====== Data for this exercise
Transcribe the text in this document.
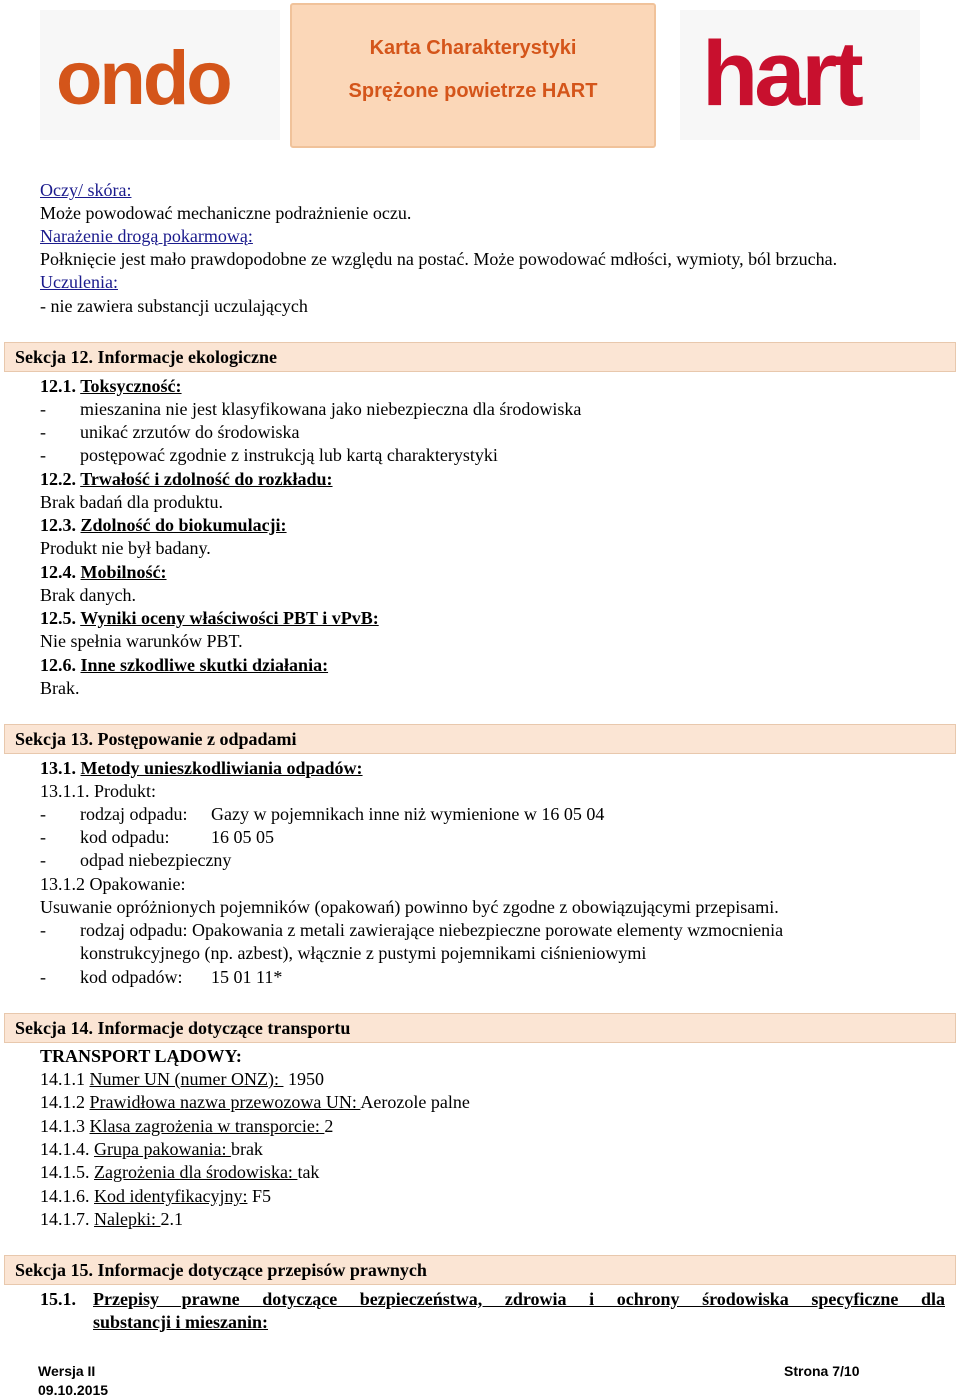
ondo	Karta Charakterystyki
Sprężone powietrze HART	hart
Oczy/ skóra:
Może powodować mechaniczne podrażnienie oczu.
Narażenie drogą pokarmową:
Połknięcie jest mało prawdopodobne ze względu na postać. Może powodować mdłości, wymioty, ból brzucha.
Uczulenia:
- nie zawiera substancji uczulających
Sekcja 12. Informacje ekologiczne
12.1. Toksyczność:
- mieszanina nie jest klasyfikowana jako niebezpieczna dla środowiska
- unikać zrzutów do środowiska
- postępować zgodnie z instrukcją lub kartą charakterystyki
12.2. Trwałość i zdolność do rozkładu:
Brak badań dla produktu.
12.3. Zdolność do biokumulacji:
Produkt nie był badany.
12.4. Mobilność:
Brak danych.
12.5. Wyniki oceny właściwości PBT i vPvB:
Nie spełnia warunków PBT.
12.6. Inne szkodliwe skutki działania:
Brak.
Sekcja 13. Postępowanie z odpadami
13.1. Metody unieszkodliwiania odpadów:
13.1.1. Produkt:
- rodzaj odpadu: Gazy w pojemnikach inne niż wymienione w 16 05 04
- kod odpadu: 16 05 05
- odpad niebezpieczny
13.1.2 Opakowanie:
Usuwanie opróżnionych pojemników (opakowań) powinno być zgodne z obowiązującymi przepisami.
- rodzaj odpadu: Opakowania z metali zawierające niebezpieczne porowate elementy wzmocnienia
konstrukcyjnego (np. azbest), włącznie z pustymi pojemnikami ciśnieniowymi
- kod odpadów: 15 01 11*
Sekcja 14. Informacje dotyczące transportu
TRANSPORT LĄDOWY:
14.1.1 Numer UN (numer ONZ):  1950
14.1.2 Prawidłowa nazwa przewozowa UN: Aerozole palne
14.1.3 Klasa zagrożenia w transporcie: 2
14.1.4. Grupa pakowania: brak
14.1.5. Zagrożenia dla środowiska: tak
14.1.6. Kod identyfikacyjny: F5
14.1.7. Nalepki: 2.1
Sekcja 15. Informacje dotyczące przepisów prawnych
15.1. Przepisy prawne dotyczące bezpieczeństwa, zdrowia i ochrony środowiska specyficzne dla
substancji i mieszanin:
Wersja II
09.10.2015
Strona 7/10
============
* Problem to solve *
Output, exactly, all the records above; include no pictures.

* Answer in full *
Transcribe the text in this document.
ondo	Karta Charakterystyki
Sprężone powietrze HART	hart
Oczy/ skóra:
Może powodować mechaniczne podrażnienie oczu.
Narażenie drogą pokarmową:
Połknięcie jest mało prawdopodobne ze względu na postać. Może powodować mdłości, wymioty, ból brzucha.
Uczulenia:
- nie zawiera substancji uczulających
Sekcja 12. Informacje ekologiczne
12.1. Toksyczność:
- mieszanina nie jest klasyfikowana jako niebezpieczna dla środowiska
- unikać zrzutów do środowiska
- postępować zgodnie z instrukcją lub kartą charakterystyki
12.2. Trwałość i zdolność do rozkładu:
Brak badań dla produktu.
12.3. Zdolność do biokumulacji:
Produkt nie był badany.
12.4. Mobilność:
Brak danych.
12.5. Wyniki oceny właściwości PBT i vPvB:
Nie spełnia warunków PBT.
12.6. Inne szkodliwe skutki działania:
Brak.
Sekcja 13. Postępowanie z odpadami
13.1. Metody unieszkodliwiania odpadów:
13.1.1. Produkt:
- rodzaj odpadu: Gazy w pojemnikach inne niż wymienione w 16 05 04
- kod odpadu: 16 05 05
- odpad niebezpieczny
13.1.2 Opakowanie:
Usuwanie opróżnionych pojemników (opakowań) powinno być zgodne z obowiązującymi przepisami.
- rodzaj odpadu: Opakowania z metali zawierające niebezpieczne porowate elementy wzmocnienia
konstrukcyjnego (np. azbest), włącznie z pustymi pojemnikami ciśnieniowymi
- kod odpadów: 15 01 11*
Sekcja 14. Informacje dotyczące transportu
TRANSPORT LĄDOWY:
14.1.1 Numer UN (numer ONZ):  1950
14.1.2 Prawidłowa nazwa przewozowa UN: Aerozole palne
14.1.3 Klasa zagrożenia w transporcie: 2
14.1.4. Grupa pakowania: brak
14.1.5. Zagrożenia dla środowiska: tak
14.1.6. Kod identyfikacyjny: F5
14.1.7. Nalepki: 2.1
Sekcja 15. Informacje dotyczące przepisów prawnych
15.1. Przepisy prawne dotyczące bezpieczeństwa, zdrowia i ochrony środowiska specyficzne dla
substancji i mieszanin:
Wersja II
09.10.2015
Strona 7/10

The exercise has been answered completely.